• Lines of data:
■ ■ ■ ■

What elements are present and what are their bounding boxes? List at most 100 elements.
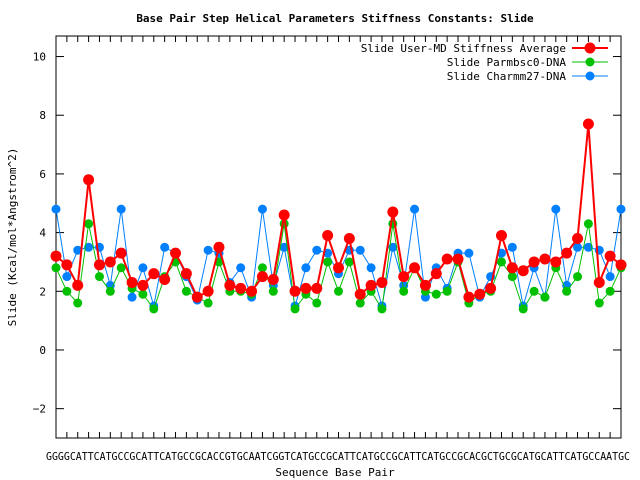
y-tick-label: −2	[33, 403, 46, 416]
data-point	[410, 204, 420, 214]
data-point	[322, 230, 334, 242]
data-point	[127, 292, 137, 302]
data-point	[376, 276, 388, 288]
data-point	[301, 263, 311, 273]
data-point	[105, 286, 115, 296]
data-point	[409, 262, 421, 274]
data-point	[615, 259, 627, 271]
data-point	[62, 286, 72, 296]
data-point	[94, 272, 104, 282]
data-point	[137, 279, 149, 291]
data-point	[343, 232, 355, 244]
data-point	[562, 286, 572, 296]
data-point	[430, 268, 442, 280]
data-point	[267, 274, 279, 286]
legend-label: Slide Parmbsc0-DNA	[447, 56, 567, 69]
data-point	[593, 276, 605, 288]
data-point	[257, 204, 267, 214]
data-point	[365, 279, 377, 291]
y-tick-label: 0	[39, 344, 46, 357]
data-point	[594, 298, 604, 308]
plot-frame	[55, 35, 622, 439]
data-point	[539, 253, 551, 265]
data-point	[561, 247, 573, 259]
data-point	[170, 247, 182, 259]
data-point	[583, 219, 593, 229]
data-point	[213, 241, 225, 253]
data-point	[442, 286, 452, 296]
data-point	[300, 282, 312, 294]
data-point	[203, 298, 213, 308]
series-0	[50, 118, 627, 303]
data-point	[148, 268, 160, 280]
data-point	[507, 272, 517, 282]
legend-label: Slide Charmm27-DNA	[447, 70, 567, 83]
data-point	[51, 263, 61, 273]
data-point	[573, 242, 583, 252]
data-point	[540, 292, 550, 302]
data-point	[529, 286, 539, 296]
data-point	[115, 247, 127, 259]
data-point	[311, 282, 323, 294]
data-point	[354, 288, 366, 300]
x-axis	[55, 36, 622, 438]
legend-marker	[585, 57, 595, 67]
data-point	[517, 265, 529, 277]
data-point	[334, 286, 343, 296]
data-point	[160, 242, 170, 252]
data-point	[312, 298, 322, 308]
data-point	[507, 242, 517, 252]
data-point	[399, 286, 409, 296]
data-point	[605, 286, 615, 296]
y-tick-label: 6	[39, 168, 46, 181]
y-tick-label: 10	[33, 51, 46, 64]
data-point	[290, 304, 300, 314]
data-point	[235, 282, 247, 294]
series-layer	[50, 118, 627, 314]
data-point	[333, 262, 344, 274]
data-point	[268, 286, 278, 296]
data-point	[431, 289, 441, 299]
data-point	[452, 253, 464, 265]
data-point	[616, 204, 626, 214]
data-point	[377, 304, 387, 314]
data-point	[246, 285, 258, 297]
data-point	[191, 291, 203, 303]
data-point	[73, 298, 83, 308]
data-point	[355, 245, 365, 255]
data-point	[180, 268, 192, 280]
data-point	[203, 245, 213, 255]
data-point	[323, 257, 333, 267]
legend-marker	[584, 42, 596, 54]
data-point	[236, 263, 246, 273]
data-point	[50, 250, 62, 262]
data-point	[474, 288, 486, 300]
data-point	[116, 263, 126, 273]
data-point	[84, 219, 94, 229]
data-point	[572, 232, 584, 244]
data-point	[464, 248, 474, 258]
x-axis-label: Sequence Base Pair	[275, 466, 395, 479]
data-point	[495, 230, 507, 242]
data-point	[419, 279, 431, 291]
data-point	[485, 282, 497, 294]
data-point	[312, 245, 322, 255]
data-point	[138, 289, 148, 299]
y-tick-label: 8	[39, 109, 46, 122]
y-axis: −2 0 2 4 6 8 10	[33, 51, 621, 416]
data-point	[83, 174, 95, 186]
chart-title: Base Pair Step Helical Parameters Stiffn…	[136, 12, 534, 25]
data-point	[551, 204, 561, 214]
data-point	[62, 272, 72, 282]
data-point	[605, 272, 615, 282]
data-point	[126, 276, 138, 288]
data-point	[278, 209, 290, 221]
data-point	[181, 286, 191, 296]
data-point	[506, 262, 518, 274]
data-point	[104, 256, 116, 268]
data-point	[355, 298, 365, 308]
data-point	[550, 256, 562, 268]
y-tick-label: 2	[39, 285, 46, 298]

■ ■ ■ ■

• EXERCISE AIM:
In all of the items above, substitute "scatter-point" for every occurrence of "data-point" and leave everything else unchanged. Omit the picture from your answer.

• EXERCISE OUTPUT:
What elements are present and what are their bounding boxes? List at most 100 elements.
y-tick-label: −2	[33, 403, 46, 416]
scatter-point	[410, 204, 420, 214]
scatter-point	[322, 230, 334, 242]
scatter-point	[127, 292, 137, 302]
scatter-point	[376, 276, 388, 288]
scatter-point	[301, 263, 311, 273]
scatter-point	[105, 286, 115, 296]
scatter-point	[409, 262, 421, 274]
scatter-point	[615, 259, 627, 271]
scatter-point	[62, 286, 72, 296]
scatter-point	[94, 272, 104, 282]
scatter-point	[137, 279, 149, 291]
scatter-point	[343, 232, 355, 244]
scatter-point	[562, 286, 572, 296]
scatter-point	[430, 268, 442, 280]
scatter-point	[267, 274, 279, 286]
legend-label: Slide Parmbsc0-DNA	[447, 56, 567, 69]
scatter-point	[593, 276, 605, 288]
scatter-point	[257, 204, 267, 214]
scatter-point	[365, 279, 377, 291]
y-tick-label: 0	[39, 344, 46, 357]
scatter-point	[594, 298, 604, 308]
plot-frame	[55, 35, 622, 439]
scatter-point	[539, 253, 551, 265]
scatter-point	[561, 247, 573, 259]
scatter-point	[170, 247, 182, 259]
scatter-point	[583, 219, 593, 229]
scatter-point	[213, 241, 225, 253]
scatter-point	[442, 286, 452, 296]
scatter-point	[300, 282, 312, 294]
scatter-point	[203, 298, 213, 308]
series-0	[50, 118, 627, 303]
scatter-point	[148, 268, 160, 280]
scatter-point	[507, 272, 517, 282]
legend-label: Slide Charmm27-DNA	[447, 70, 567, 83]
scatter-point	[51, 263, 61, 273]
scatter-point	[573, 242, 583, 252]
scatter-point	[540, 292, 550, 302]
scatter-point	[529, 286, 539, 296]
scatter-point	[115, 247, 127, 259]
scatter-point	[311, 282, 323, 294]
scatter-point	[354, 288, 366, 300]
x-axis	[55, 36, 622, 438]
legend-marker	[585, 57, 595, 67]
scatter-point	[517, 265, 529, 277]
scatter-point	[334, 286, 343, 296]
scatter-point	[160, 242, 170, 252]
scatter-point	[312, 298, 322, 308]
scatter-point	[507, 242, 517, 252]
scatter-point	[399, 286, 409, 296]
scatter-point	[605, 286, 615, 296]
y-tick-label: 6	[39, 168, 46, 181]
y-tick-label: 10	[33, 51, 46, 64]
scatter-point	[290, 304, 300, 314]
scatter-point	[235, 282, 247, 294]
series-layer	[50, 118, 627, 314]
scatter-point	[333, 262, 344, 274]
scatter-point	[268, 286, 278, 296]
scatter-point	[431, 289, 441, 299]
scatter-point	[452, 253, 464, 265]
scatter-point	[616, 204, 626, 214]
scatter-point	[377, 304, 387, 314]
scatter-point	[246, 285, 258, 297]
scatter-point	[191, 291, 203, 303]
scatter-point	[73, 298, 83, 308]
scatter-point	[355, 245, 365, 255]
scatter-point	[180, 268, 192, 280]
scatter-point	[203, 245, 213, 255]
scatter-point	[323, 257, 333, 267]
legend-marker	[584, 42, 596, 54]
scatter-point	[236, 263, 246, 273]
scatter-point	[50, 250, 62, 262]
scatter-point	[474, 288, 486, 300]
scatter-point	[116, 263, 126, 273]
scatter-point	[84, 219, 94, 229]
scatter-point	[572, 232, 584, 244]
scatter-point	[464, 248, 474, 258]
x-axis-label: Sequence Base Pair	[275, 466, 395, 479]
scatter-point	[495, 230, 507, 242]
scatter-point	[419, 279, 431, 291]
scatter-point	[485, 282, 497, 294]
scatter-point	[312, 245, 322, 255]
scatter-point	[138, 289, 148, 299]
y-tick-label: 8	[39, 109, 46, 122]
y-axis: −2 0 2 4 6 8 10	[33, 51, 621, 416]
scatter-point	[83, 174, 95, 186]
chart-title: Base Pair Step Helical Parameters Stiffn…	[136, 12, 534, 25]
scatter-point	[551, 204, 561, 214]
scatter-point	[62, 272, 72, 282]
scatter-point	[605, 272, 615, 282]
scatter-point	[126, 276, 138, 288]
scatter-point	[278, 209, 290, 221]
scatter-point	[181, 286, 191, 296]
scatter-point	[506, 262, 518, 274]
scatter-point	[104, 256, 116, 268]
scatter-point	[355, 298, 365, 308]
scatter-point	[550, 256, 562, 268]
y-tick-label: 2	[39, 285, 46, 298]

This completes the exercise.